# Material provided start

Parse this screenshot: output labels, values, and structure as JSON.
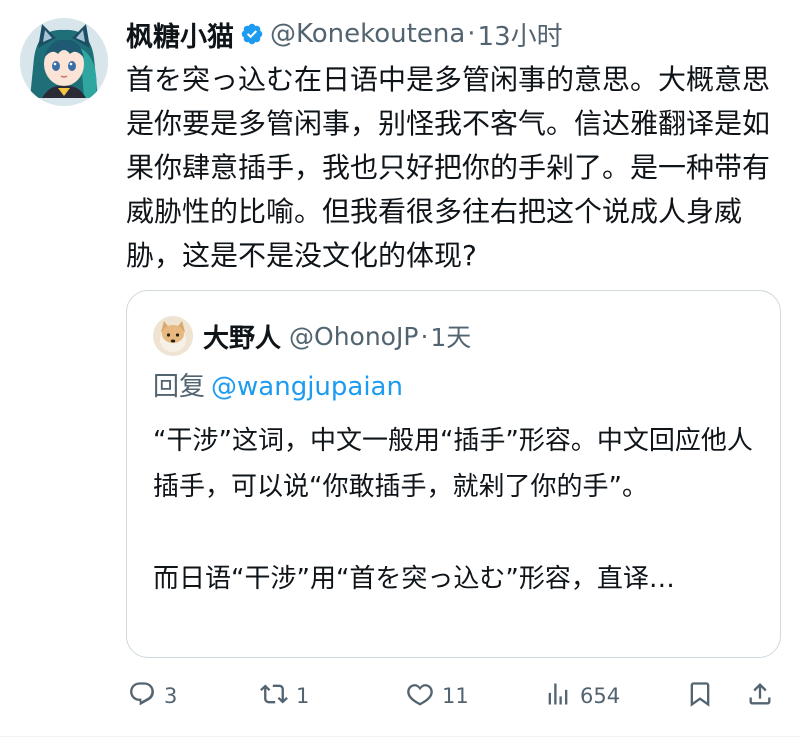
{
  "author": {
    "display_name": "枫糖小猫",
    "handle": "@Konekoutena",
    "separator": "·",
    "time": "13小时",
    "verified_icon": "verified-badge-icon"
  },
  "body": {
    "text": "首を突っ込むᅟ在日语中是多管闲事的意思。大概意思是你要是多管闲事，别怪我不客气。信达雅翻译是如果你肆意插手，我也只好把你的手剁了。是一种带有威胁性的比喻。但我看很多往右把这个说成人身威胁，这是不是没文化的体现?"
  },
  "quote": {
    "display_name": "大野人",
    "handle": "@OhonoJP",
    "separator": "·",
    "time": "1天",
    "reply_prefix": "回复",
    "reply_mention": "@wangjupaian",
    "paragraph1": "“干涉”这词，中文一般用“插手”形容。中文回应他人插手，可以说“你敢插手，就剁了你的手”。",
    "paragraph2": "而日语“干涉”用“首を突っ込む”形容，直译…"
  },
  "actions": {
    "reply_count": "3",
    "retweet_count": "1",
    "like_count": "11",
    "views_count": "654",
    "colors": {
      "icon": "#536471"
    }
  },
  "colors": {
    "link": "#1d9bf0",
    "text": "#0f1419",
    "secondary": "#536471",
    "border": "#cfd9de"
  }
}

# Material provided end

# Work required
Extract every line from the records above that contains the word "handle".

# Result
    "handle": "@Konekoutena",
    "handle": "@OhonoJP",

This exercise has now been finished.